◆ Task list:
**A.** In the essay below on a day without technology, which piece of technology got a free pass?
**B.** Print the passage from the essay below on a day without technology that opens with the words containing "A whole day" and closes with "a free pass.".

◆ Source:
..............................

A whole day without technology didn’t seem like an overwhelming task, given I’ve been disconnected from the Internet for the majority of each day, and I don’t receive too many texts on my Indian mobile number.
“Great,” I thought, grabbing my iPad to send a few notes over breakfast. And then it set in: no emailing over coffee and no Instagramming in the car, and if I wanted to get really ascetic about it, no photo-taking during my adventures and no e-reading. But I’m a middle path kind of girl, and the wonders of Rajasthan needed to be documented, so the camera got a free pass.
Here’s what I learned from the past 24 hours:
Constant connection often replaces reflection and introversion. By always being connected, many of my thoughts and ideas are skimmed to the surface level; I don’t give myself time to go deeper and reflect, or to really explore and immerse with something. One of the most important things I learned at my yoga retreat was to take time to practice savasana (or rest) at the end of practice to soak in the benefits. I often don’t soak in experiences in my daily life; I quickly translate them into a photo, blog post or text.
Technology can be a grown up’s baby blanket. Without my trusty iPhone in hand, I couldn’t allay awkward silences with a quick thumb scroll. That meant that I was open to conversation with everyone from children on the street to my waiter in an empty restaurant. What ensued were lovely conversations, a few awkward silences, and even a suggestion from my waiter that he would present me with a few potential suitors for marriage on my next trip to India. Brilliant.

..............................

(Element and region listings)
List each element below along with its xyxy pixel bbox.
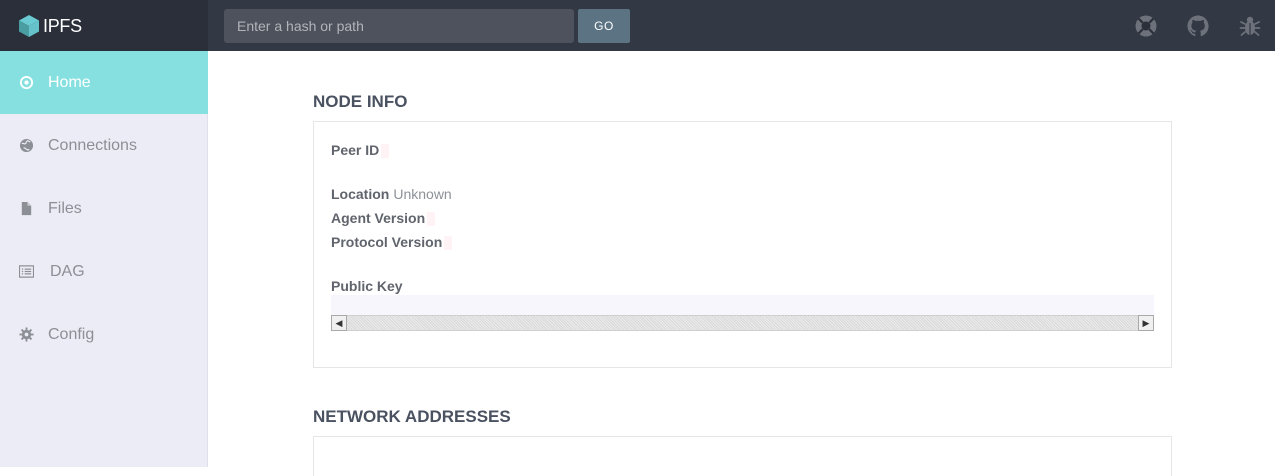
go-button[interactable]: GO: [578, 9, 630, 43]
sidebar-item-connections[interactable]: Connections: [0, 114, 208, 177]
ipfs-logo[interactable]: IPFS: [18, 13, 82, 39]
location-row: LocationUnknown: [331, 186, 452, 202]
peer-id-row: Peer ID: [331, 142, 389, 158]
network-addresses-card: [313, 436, 1172, 476]
node-info-card: Peer ID LocationUnknown Agent Version Pr…: [313, 121, 1172, 368]
help-lifebuoy-icon[interactable]: [1134, 14, 1158, 38]
sidebar-item-dag[interactable]: DAG: [0, 240, 208, 303]
protocol-version-label: Protocol Version: [331, 234, 442, 250]
sidebar-item-home[interactable]: Home: [0, 51, 208, 114]
github-icon[interactable]: [1186, 14, 1210, 38]
protocol-version-row: Protocol Version: [331, 234, 452, 250]
location-value: Unknown: [393, 186, 451, 202]
gear-icon: [18, 327, 34, 343]
sidebar-item-label: Home: [48, 74, 91, 92]
ipfs-cube-icon: [18, 14, 40, 38]
agent-version-row: Agent Version: [331, 210, 435, 226]
agent-version-label: Agent Version: [331, 210, 425, 226]
search-input[interactable]: [224, 9, 574, 43]
logo-text: IPFS: [43, 16, 82, 37]
list-icon: [18, 264, 34, 280]
sidebar-item-label: Files: [48, 200, 82, 218]
location-label: Location: [331, 186, 389, 202]
sidebar: Home Connections Files: [0, 51, 208, 467]
public-key-label: Public Key: [331, 278, 403, 294]
scroll-right-arrow-icon[interactable]: ▶: [1138, 315, 1154, 331]
bug-icon[interactable]: [1238, 14, 1262, 38]
node-info-title: NODE INFO: [313, 92, 407, 112]
logo-area: IPFS: [0, 0, 208, 51]
network-addresses-title: NETWORK ADDRESSES: [313, 407, 511, 427]
globe-icon: [18, 138, 34, 154]
file-icon: [18, 201, 34, 217]
top-bar: IPFS GO: [0, 0, 1275, 51]
home-icon: [18, 75, 34, 91]
protocol-version-value: [444, 236, 452, 250]
agent-version-value: [427, 212, 435, 226]
sidebar-item-label: Config: [48, 326, 94, 344]
sidebar-item-label: Connections: [48, 137, 137, 155]
peer-id-label: Peer ID: [331, 142, 379, 158]
public-key-row: Public Key: [331, 278, 403, 294]
peer-id-value: [381, 144, 389, 158]
sidebar-item-label: DAG: [50, 263, 85, 281]
sidebar-item-config[interactable]: Config: [0, 303, 208, 366]
sidebar-item-files[interactable]: Files: [0, 177, 208, 240]
public-key-box: ◀ ▶: [331, 295, 1154, 331]
public-key-scrollbar[interactable]: ◀ ▶: [331, 315, 1154, 331]
scroll-left-arrow-icon[interactable]: ◀: [331, 315, 347, 331]
main-content: NODE INFO Peer ID LocationUnknown Agent …: [209, 51, 1275, 467]
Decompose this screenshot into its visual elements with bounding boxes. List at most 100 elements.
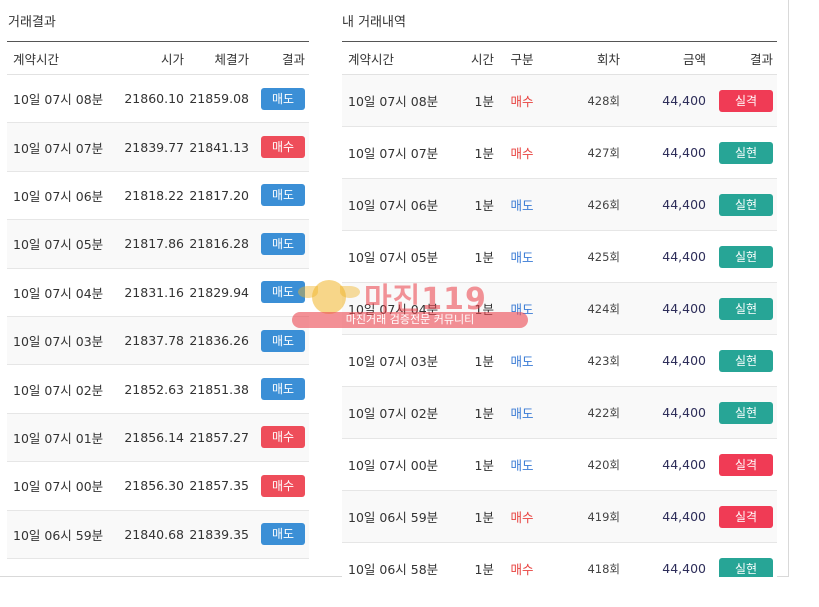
header-result: 결과	[249, 41, 309, 75]
result-badge: 매도	[261, 87, 305, 110]
result-cell: 매수	[249, 461, 309, 511]
header-type: 구분	[494, 41, 550, 75]
table-row: 10일 06시 59분 1분 매수 419회 44,400 실격	[342, 490, 777, 543]
result-badge: 매도	[261, 281, 305, 304]
result-badge: 실현	[719, 193, 773, 216]
contract-time: 10일 07시 06분	[342, 178, 460, 231]
header-contract-time: 계약시간	[342, 41, 460, 75]
contract-time: 10일 07시 08분	[7, 74, 119, 124]
result-cell: 실현	[706, 282, 777, 335]
result-badge: 실격	[719, 89, 773, 112]
header-round: 회차	[550, 41, 620, 75]
result-cell: 매도	[249, 219, 309, 269]
result-badge: 매도	[261, 378, 305, 401]
amount: 44,400	[620, 438, 706, 491]
amount: 44,400	[620, 334, 706, 387]
table-row: 10일 07시 07분 1분 매수 427회 44,400 실현	[342, 126, 777, 179]
header-close-price: 체결가	[184, 41, 249, 75]
contract-time: 10일 07시 07분	[7, 122, 119, 172]
contract-time: 10일 07시 05분	[342, 230, 460, 283]
result-badge: 매도	[261, 329, 305, 352]
result-cell: 매도	[249, 316, 309, 366]
table-row: 10일 07시 04분 21831.16 21829.94 매도	[7, 268, 309, 317]
result-cell: 실현	[706, 542, 777, 577]
result-cell: 매수	[249, 122, 309, 172]
close-price: 21839.35	[184, 510, 249, 559]
contract-time: 10일 07시 02분	[342, 386, 460, 439]
my-trades-table: 계약시간 시간 구분 회차 금액 결과 10일 07시 08분 1분 매수 428회 4…	[342, 41, 777, 577]
result-cell: 매도	[249, 510, 309, 559]
result-cell: 실현	[706, 178, 777, 231]
trade-type: 매도	[494, 178, 550, 231]
open-price: 21856.30	[119, 461, 184, 511]
table-row: 10일 07시 03분 21837.78 21836.26 매도	[7, 316, 309, 366]
table-row: 10일 07시 08분 1분 매수 428회 44,400 실격	[342, 74, 777, 127]
duration: 1분	[460, 438, 494, 491]
table-row: 10일 07시 03분 1분 매도 423회 44,400 실현	[342, 334, 777, 387]
result-badge: 실현	[719, 141, 773, 164]
trade-type: 매수	[494, 490, 550, 543]
trade-type: 매수	[494, 542, 550, 577]
table-row: 10일 07시 06분 21818.22 21817.20 매도	[7, 171, 309, 221]
amount: 44,400	[620, 126, 706, 179]
round-number: 418회	[550, 542, 620, 577]
amount: 44,400	[620, 386, 706, 439]
contract-time: 10일 07시 06분	[7, 171, 119, 221]
contract-time: 10일 07시 00분	[342, 438, 460, 491]
result-cell: 매도	[249, 268, 309, 317]
trade-results-title: 거래결과	[8, 15, 56, 30]
contract-time: 10일 07시 04분	[7, 268, 119, 317]
open-price: 21840.68	[119, 510, 184, 559]
trade-type: 매도	[494, 386, 550, 439]
result-badge: 매수	[261, 136, 305, 159]
table-row: 10일 07시 05분 1분 매도 425회 44,400 실현	[342, 230, 777, 283]
result-badge: 매도	[261, 184, 305, 207]
table-row: 10일 07시 05분 21817.86 21816.28 매도	[7, 219, 309, 269]
result-badge: 실현	[719, 297, 773, 320]
result-cell: 매도	[249, 74, 309, 124]
open-price: 21817.86	[119, 219, 184, 269]
duration: 1분	[460, 386, 494, 439]
round-number: 428회	[550, 74, 620, 127]
round-number: 426회	[550, 178, 620, 231]
contract-time: 10일 07시 05분	[7, 219, 119, 269]
round-number: 420회	[550, 438, 620, 491]
amount: 44,400	[620, 282, 706, 335]
contract-time: 10일 07시 01분	[7, 413, 119, 463]
result-badge: 실현	[719, 557, 773, 577]
table-row: 10일 07시 07분 21839.77 21841.13 매수	[7, 122, 309, 172]
duration: 1분	[460, 178, 494, 231]
duration: 1분	[460, 74, 494, 127]
round-number: 423회	[550, 334, 620, 387]
contract-time: 10일 06시 59분	[342, 490, 460, 543]
table-row: 10일 07시 08분 21860.10 21859.08 매도	[7, 74, 309, 124]
trade-type: 매도	[494, 230, 550, 283]
close-price: 21817.20	[184, 171, 249, 221]
result-badge: 매도	[261, 232, 305, 255]
trade-type: 매도	[494, 438, 550, 491]
contract-time: 10일 07시 08분	[342, 74, 460, 127]
close-price: 21829.94	[184, 268, 249, 317]
amount: 44,400	[620, 490, 706, 543]
contract-time: 10일 06시 58분	[342, 542, 460, 577]
contract-time: 10일 07시 04분	[342, 282, 460, 335]
trade-type: 매도	[494, 282, 550, 335]
duration: 1분	[460, 282, 494, 335]
result-badge: 매도	[261, 523, 305, 546]
amount: 44,400	[620, 542, 706, 577]
table-row: 10일 07시 01분 21856.14 21857.27 매수	[7, 413, 309, 463]
my-trades-title: 내 거래내역	[342, 15, 406, 30]
header-contract-time: 계약시간	[7, 41, 119, 75]
result-cell: 실격	[706, 74, 777, 127]
duration: 1분	[460, 490, 494, 543]
result-cell: 실현	[706, 126, 777, 179]
my-trades-scroll-area[interactable]: 계약시간 시간 구분 회차 금액 결과 10일 07시 08분 1분 매수 428회 4…	[342, 41, 782, 577]
amount: 44,400	[620, 74, 706, 127]
open-price: 21831.16	[119, 268, 184, 317]
contract-time: 10일 07시 03분	[7, 316, 119, 366]
result-badge: 실격	[719, 505, 773, 528]
open-price: 21860.10	[119, 74, 184, 124]
result-cell: 매수	[249, 413, 309, 463]
duration: 1분	[460, 334, 494, 387]
result-badge: 실현	[719, 245, 773, 268]
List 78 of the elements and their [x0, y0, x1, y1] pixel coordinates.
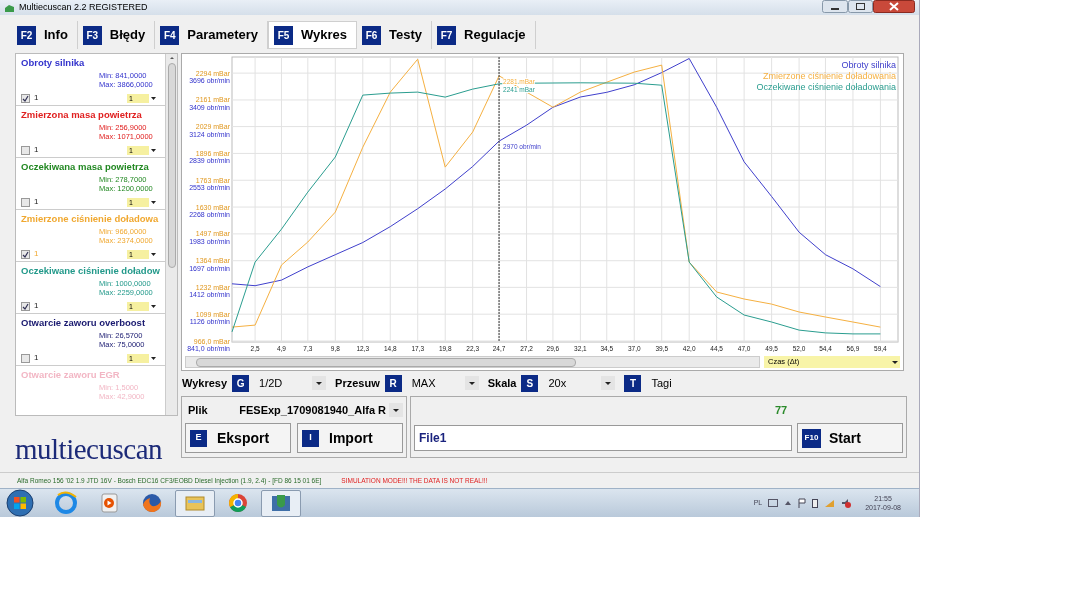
- start-button[interactable]: F10 Start: [797, 423, 903, 453]
- control-value[interactable]: 1/2D: [259, 374, 308, 392]
- control-label: Przesuw: [335, 375, 380, 391]
- button[interactable]: I Import: [297, 423, 403, 453]
- battery-icon[interactable]: [812, 498, 819, 508]
- key-badge: F10: [802, 428, 821, 448]
- flag-icon[interactable]: [798, 498, 807, 508]
- scroll-thumb[interactable]: [196, 357, 576, 367]
- index-text: 1: [34, 92, 39, 104]
- index-text: 1: [34, 144, 39, 156]
- ring-icon: [226, 491, 250, 515]
- index-text: 1: [34, 196, 39, 208]
- key-badge: T: [624, 374, 642, 392]
- check-icon: [22, 250, 29, 258]
- taskbar-button[interactable]: [261, 489, 301, 517]
- close-icon[interactable]: [873, 0, 915, 13]
- parameter-name: Zmierzone ciśnienie doładowa: [21, 213, 160, 225]
- tab[interactable]: F2 Info: [12, 21, 78, 49]
- parameter-name: Oczekiwana masa powietrza: [21, 161, 150, 173]
- volume-icon[interactable]: [841, 498, 852, 508]
- parameter-name: Oczekiwane ciśnienie doładow: [21, 265, 160, 277]
- checkbox[interactable]: [21, 197, 30, 207]
- start-button-icon[interactable]: [5, 489, 35, 517]
- scrollbar[interactable]: [185, 356, 760, 368]
- tab[interactable]: F7 Regulacje: [432, 21, 536, 49]
- check-icon: [22, 302, 29, 310]
- parameter-name: Otwarcie zaworu EGR: [21, 369, 121, 381]
- key-badge: E: [190, 429, 207, 447]
- control-value[interactable]: MAX: [411, 374, 460, 392]
- globe-icon: [54, 491, 78, 515]
- key-badge: F6: [362, 25, 382, 45]
- control-label: Wykresy: [182, 375, 228, 391]
- app-icon: [4, 2, 15, 13]
- keyboard-icon[interactable]: [768, 499, 779, 507]
- tab[interactable]: F3 Błędy: [77, 21, 156, 49]
- key-badge: F3: [82, 25, 102, 45]
- key-badge: G: [232, 374, 250, 392]
- checkbox[interactable]: [21, 93, 30, 103]
- window-title: Multiecuscan 2.2 REGISTERED: [19, 0, 148, 14]
- parameter-name: Obroty silnika: [21, 57, 86, 69]
- maximize-icon[interactable]: [848, 0, 873, 13]
- legend-label: Oczekiwane ciśnienie doładowania: [756, 82, 896, 92]
- tab[interactable]: F6 Testy: [357, 21, 433, 49]
- check-icon: [22, 94, 29, 102]
- count-text: 77: [775, 402, 788, 418]
- legend-label: Obroty silnika: [841, 60, 896, 70]
- index-text: 1: [34, 248, 39, 260]
- key-badge: S: [521, 374, 539, 392]
- index-text: 1: [34, 300, 39, 312]
- key-badge: R: [384, 374, 402, 392]
- button[interactable]: E Eksport: [185, 423, 291, 453]
- show-hidden-icon[interactable]: [784, 499, 793, 507]
- legend-label: Zmierzone ciśnienie doładowania: [762, 71, 896, 81]
- checkbox[interactable]: [21, 301, 30, 311]
- key-badge: F2: [17, 25, 36, 45]
- control-value[interactable]: Tagi: [651, 374, 700, 392]
- file-select[interactable]: FESExp_1709081940_Alfa R: [239, 401, 403, 419]
- field-label: Plik: [187, 402, 209, 418]
- fox-icon: [140, 491, 164, 515]
- key-badge: I: [302, 429, 319, 447]
- logo: multiecuscan: [15, 434, 162, 464]
- checkbox[interactable]: [21, 145, 30, 155]
- control-label: Skala: [487, 375, 517, 391]
- input-field[interactable]: File1: [414, 425, 792, 451]
- parameter-name: Otwarcie zaworu overboost: [21, 317, 147, 329]
- tab[interactable]: F5 Wykres: [268, 21, 358, 49]
- tab[interactable]: F4 Parametery: [155, 21, 269, 49]
- key-badge: F4: [160, 25, 180, 45]
- key-badge: F5: [274, 25, 294, 45]
- checkbox[interactable]: [21, 353, 30, 363]
- scrollbar[interactable]: [165, 54, 177, 415]
- key-badge: F7: [437, 25, 457, 45]
- checkbox[interactable]: [21, 249, 30, 259]
- index-text: 1: [34, 352, 39, 364]
- minimize-icon[interactable]: [822, 0, 848, 13]
- scroll-thumb[interactable]: [167, 63, 176, 268]
- control-value[interactable]: 20x: [548, 374, 597, 392]
- parameter-name: Zmierzona masa powietrza: [21, 109, 143, 121]
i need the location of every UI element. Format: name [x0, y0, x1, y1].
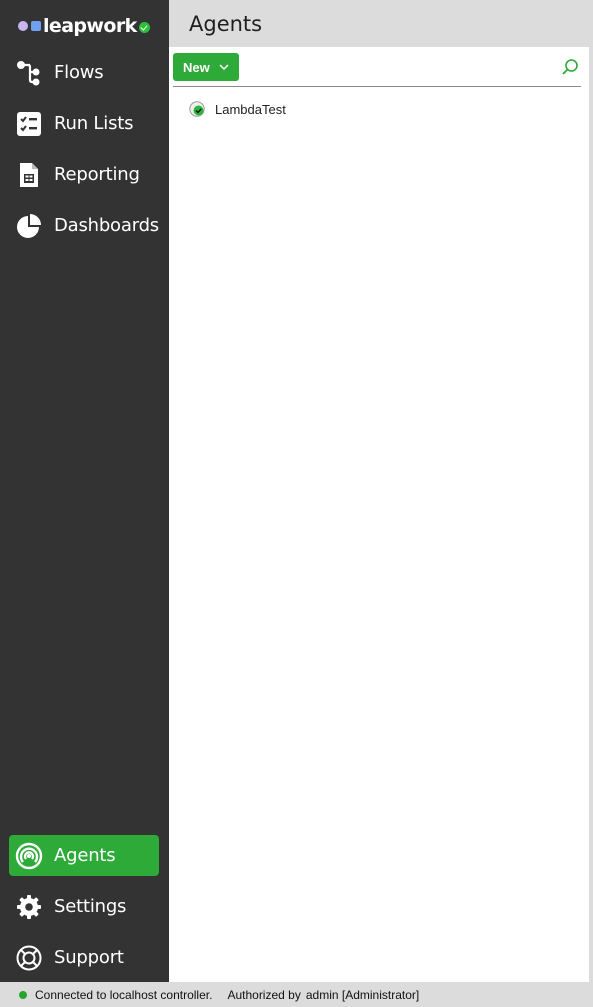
chevron-down-icon: [219, 58, 229, 76]
sidebar: leapwork Flows Run Lists Reporting Dashb…: [0, 0, 169, 982]
sidebar-item-settings[interactable]: Settings: [9, 886, 159, 927]
sidebar-item-flows[interactable]: Flows: [9, 52, 159, 93]
leapwork-logo[interactable]: leapwork: [18, 14, 150, 38]
reporting-icon: [15, 161, 43, 189]
search-icon[interactable]: [561, 58, 579, 76]
sidebar-item-label: Flows: [54, 62, 104, 83]
connection-status-text: Connected to localhost controller.: [35, 987, 213, 1002]
sidebar-item-support[interactable]: Support: [9, 937, 159, 978]
dashboards-icon: [15, 212, 43, 240]
auth-label: Authorized by: [227, 987, 301, 1002]
page-header: Agents: [169, 0, 589, 47]
sidebar-item-run-lists[interactable]: Run Lists: [9, 103, 159, 144]
sidebar-item-label: Dashboards: [53, 215, 159, 236]
sidebar-item-agents[interactable]: Agents: [9, 835, 159, 876]
logo-dot-icon: [18, 21, 28, 31]
agent-list-item[interactable]: LambdaTest: [189, 99, 286, 119]
agent-name: LambdaTest: [215, 101, 286, 117]
logo-text: leapwork: [43, 15, 137, 37]
page-title: Agents: [189, 12, 263, 36]
lifebuoy-icon: [15, 944, 43, 972]
sidebar-item-reporting[interactable]: Reporting: [9, 154, 159, 195]
auth-user: admin [Administrator]: [305, 987, 420, 1002]
sidebar-item-label: Settings: [54, 896, 127, 917]
sidebar-item-label: Run Lists: [54, 113, 134, 134]
agents-icon: [15, 842, 43, 870]
status-bar: Connected to localhost controller. Autho…: [0, 982, 593, 1007]
agent-connected-icon: [189, 101, 205, 117]
sidebar-item-dashboards[interactable]: Dashboards: [9, 205, 159, 246]
logo-check-icon: [138, 22, 150, 33]
logo-square-icon: [31, 21, 41, 31]
new-button[interactable]: New: [173, 53, 239, 81]
gear-icon: [15, 893, 43, 921]
flows-icon: [15, 59, 43, 87]
toolbar-divider: [173, 86, 581, 87]
sidebar-item-label: Reporting: [54, 164, 140, 185]
sidebar-item-label: Agents: [54, 845, 116, 866]
scroll-gutter: [589, 0, 593, 982]
run-lists-icon: [15, 110, 43, 138]
new-button-label: New: [183, 59, 210, 75]
sidebar-item-label: Support: [54, 947, 124, 968]
connection-status-icon: [19, 990, 27, 999]
main-panel: Agents New LambdaTest: [169, 0, 589, 982]
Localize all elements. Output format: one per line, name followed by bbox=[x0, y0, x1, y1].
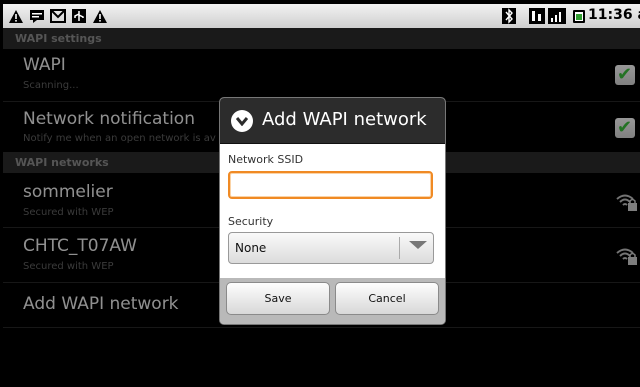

..............................

◆ Results for the exercise:
**A.** The camera got a free pass.

**B.**
A whole day without technology didn’t seem like an overwhelming task, given I’ve been disconnected from the Internet for the majority of each day, and I don’t receive too many texts on my Indian mobile number.
“Great,” I thought, grabbing my iPad to send a few notes over breakfast. And then it set in: no emailing over coffee and no Instagramming in the car, and if I wanted to get really ascetic about it, no photo-taking during my adventures and no e-reading. But I’m a middle path kind of girl, and the wonders of Rajasthan needed to be documented, so the camera got a free pass.